Exercise objective: Report how many lines of these entries hold the string "Employee"; reply with the number alone.

Information shown:

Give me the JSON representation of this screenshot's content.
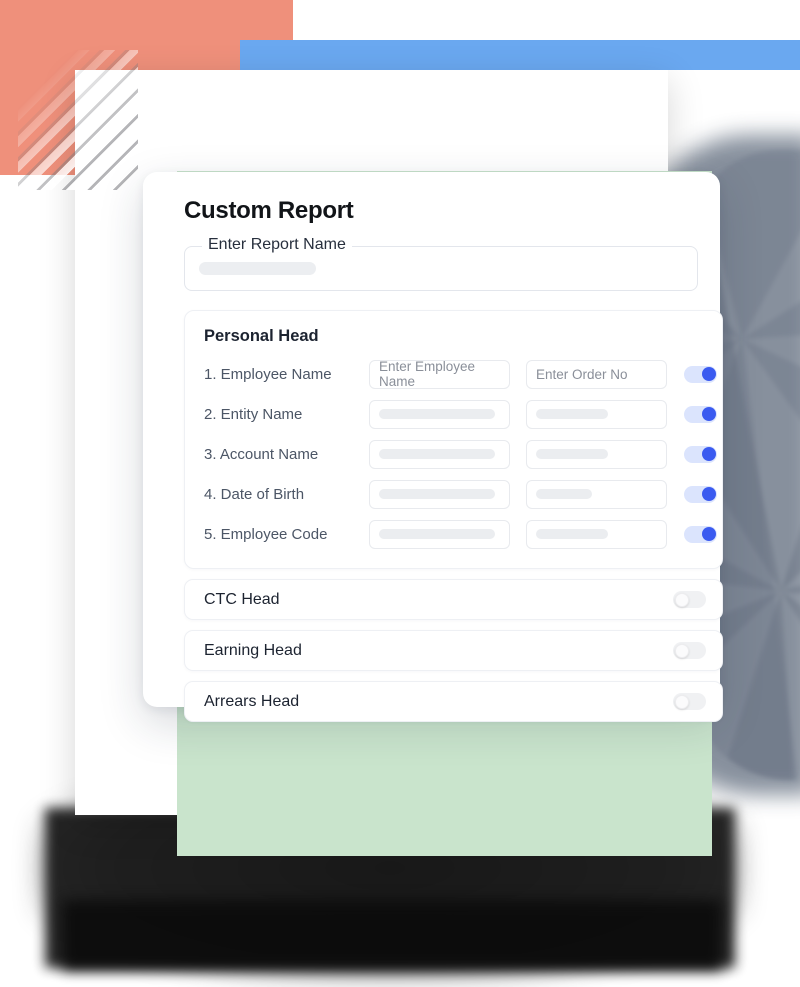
{
  "modal": {
    "title": "Custom Report",
    "report_name_field": {
      "legend": "Enter Report Name",
      "value": ""
    },
    "personal_head": {
      "title": "Personal Head",
      "rows": [
        {
          "label": "1. Employee Name",
          "field_a": "Enter Employee Name",
          "field_b": "Enter Order No",
          "toggle": "on"
        },
        {
          "label": "2. Entity Name",
          "field_a": "",
          "field_b": "",
          "toggle": "on"
        },
        {
          "label": "3. Account Name",
          "field_a": "",
          "field_b": "",
          "toggle": "on"
        },
        {
          "label": "4. Date of Birth",
          "field_a": "",
          "field_b": "",
          "toggle": "on"
        },
        {
          "label": "5. Employee Code",
          "field_a": "",
          "field_b": "",
          "toggle": "on"
        }
      ]
    },
    "collapsed_sections": [
      {
        "label": "CTC Head",
        "toggle": "off"
      },
      {
        "label": "Earning Head",
        "toggle": "off"
      },
      {
        "label": "Arrears Head",
        "toggle": "off"
      }
    ]
  },
  "theme": {
    "coral": "#ef907b",
    "blue_bar": "#6aa8f0",
    "green_panel": "#c9e4cc",
    "green_dot": "#5dd08a",
    "toggle_on_track": "#dbe4fd",
    "toggle_on_knob": "#3b5bf0",
    "toggle_off_track": "#f0f1f3",
    "grey_slab": "#7d8795",
    "placeholder_text": "#8a8f99"
  }
}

Task response: 3